- **TASK STATEMENT**:
Put everything from the line containing "close-button[interactable]: ✕ (400, 7, 446, 29)" down to the line containing "chat1-right-select-1[interactable] (342, 153, 406, 177)" into a numbered list, leaving out any blank lines.

- **EXERCISE DATA**:
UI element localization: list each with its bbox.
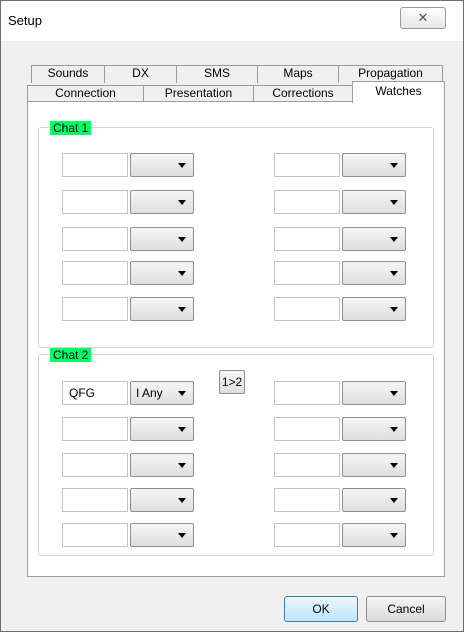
close-button[interactable]: ✕ (400, 7, 446, 29)
chat2-left-text-2[interactable] (62, 417, 128, 441)
window-title: Setup (8, 13, 42, 28)
cancel-button[interactable]: Cancel (366, 596, 446, 622)
chat2-right-select-1[interactable] (342, 381, 406, 405)
chat2-right-text-1[interactable] (274, 381, 340, 405)
tab-sounds[interactable]: Sounds (31, 65, 105, 83)
chevron-down-icon (390, 271, 398, 276)
chevron-down-icon (390, 200, 398, 205)
chat1-right-text-5[interactable] (274, 297, 340, 321)
tab-dx[interactable]: DX (104, 65, 177, 83)
tab-watches[interactable]: Watches (352, 81, 445, 103)
chat1-left-text-2[interactable] (62, 190, 128, 214)
chat1-left-text-1[interactable] (62, 153, 128, 177)
chevron-down-icon (178, 237, 186, 242)
tab-corrections[interactable]: Corrections (253, 85, 353, 102)
chat1-left-text-3[interactable] (62, 227, 128, 251)
chat2-right-text-2[interactable] (274, 417, 340, 441)
chat2-left-text-4[interactable] (62, 488, 128, 512)
chat1-right-select-1[interactable] (342, 153, 406, 177)
chat1-right-select-3[interactable] (342, 227, 406, 251)
close-icon: ✕ (417, 10, 429, 25)
chat2-right-select-2[interactable] (342, 417, 406, 441)
chat2-left-select-3[interactable] (130, 453, 194, 477)
chevron-down-icon (178, 427, 186, 432)
chat2-right-select-3[interactable] (342, 453, 406, 477)
chat1-left-text-4[interactable] (62, 261, 128, 285)
chat2-right-select-4[interactable] (342, 488, 406, 512)
chevron-down-icon (390, 391, 398, 396)
tab-maps[interactable]: Maps (257, 65, 339, 83)
chevron-down-icon (390, 237, 398, 242)
chat2-left-text-5[interactable] (62, 523, 128, 547)
chevron-down-icon (178, 498, 186, 503)
chat1-left-select-4[interactable] (130, 261, 194, 285)
chat2-left-select-5[interactable] (130, 523, 194, 547)
chat1-left-select-2[interactable] (130, 190, 194, 214)
chat1-right-text-1[interactable] (274, 153, 340, 177)
chevron-down-icon (178, 200, 186, 205)
tab-connection[interactable]: Connection (27, 85, 144, 102)
chevron-down-icon (178, 391, 186, 396)
chat2-right-text-4[interactable] (274, 488, 340, 512)
title-bar[interactable]: Setup ✕ (1, 1, 463, 41)
setup-window: Setup ✕ Sounds DX SMS Maps Propagation C… (0, 0, 464, 632)
chat1-left-select-1[interactable] (130, 153, 194, 177)
tab-sms[interactable]: SMS (176, 65, 258, 83)
chat1-left-text-5[interactable] (62, 297, 128, 321)
chevron-down-icon (390, 307, 398, 312)
chat2-left-text-1[interactable]: QFG (62, 381, 128, 405)
chat1-left-select-3[interactable] (130, 227, 194, 251)
chat2-left-select-4[interactable] (130, 488, 194, 512)
chevron-down-icon (178, 163, 186, 168)
chat1-label: Chat 1 (50, 121, 92, 135)
chat1-left-select-5[interactable] (130, 297, 194, 321)
chat2-right-select-5[interactable] (342, 523, 406, 547)
chat1-right-select-4[interactable] (342, 261, 406, 285)
copy-1-to-2-button[interactable]: 1>2 (219, 370, 245, 394)
chat2-label: Chat 2 (50, 348, 92, 362)
chat2-left-text-3[interactable] (62, 453, 128, 477)
chevron-down-icon (178, 307, 186, 312)
tab-presentation[interactable]: Presentation (143, 85, 254, 102)
chevron-down-icon (178, 463, 186, 468)
chat2-left-select-1[interactable]: I Any (130, 381, 194, 405)
chat2-right-text-5[interactable] (274, 523, 340, 547)
chevron-down-icon (390, 498, 398, 503)
chat1-right-text-4[interactable] (274, 261, 340, 285)
chat2-left-select-2[interactable] (130, 417, 194, 441)
chat1-right-select-5[interactable] (342, 297, 406, 321)
chat1-right-text-2[interactable] (274, 190, 340, 214)
chevron-down-icon (390, 463, 398, 468)
chevron-down-icon (178, 271, 186, 276)
chevron-down-icon (390, 163, 398, 168)
chat2-right-text-3[interactable] (274, 453, 340, 477)
ok-button[interactable]: OK (284, 596, 358, 622)
chevron-down-icon (390, 427, 398, 432)
chat1-right-select-2[interactable] (342, 190, 406, 214)
chevron-down-icon (390, 533, 398, 538)
chevron-down-icon (178, 533, 186, 538)
chat1-right-text-3[interactable] (274, 227, 340, 251)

- **ANSWER BELOW**:
1. close-button[interactable]: ✕ (400, 7, 446, 29)
2. chat2-left-text-2[interactable] (62, 417, 128, 441)
3. window-title: Setup (8, 13, 42, 28)
4. cancel-button[interactable]: Cancel (366, 596, 446, 622)
5. chat2-right-select-1[interactable] (342, 381, 406, 405)
6. chat2-right-text-1[interactable] (274, 381, 340, 405)
7. tab-sounds[interactable]: Sounds (31, 65, 105, 83)
8. chevron-down-icon (390, 271, 398, 276)
9. chevron-down-icon (390, 200, 398, 205)
10. chat1-right-text-5[interactable] (274, 297, 340, 321)
11. tab-dx[interactable]: DX (104, 65, 177, 83)
12. tab-watches[interactable]: Watches (352, 81, 445, 103)
13. chat1-left-text-2[interactable] (62, 190, 128, 214)
14. chat1-left-text-1[interactable] (62, 153, 128, 177)
15. chevron-down-icon (178, 237, 186, 242)
16. tab-corrections[interactable]: Corrections (253, 85, 353, 102)
17. chat1-left-text-3[interactable] (62, 227, 128, 251)
18. chat2-right-text-2[interactable] (274, 417, 340, 441)
19. chat2-left-text-4[interactable] (62, 488, 128, 512)
20. chat1-right-select-1[interactable] (342, 153, 406, 177)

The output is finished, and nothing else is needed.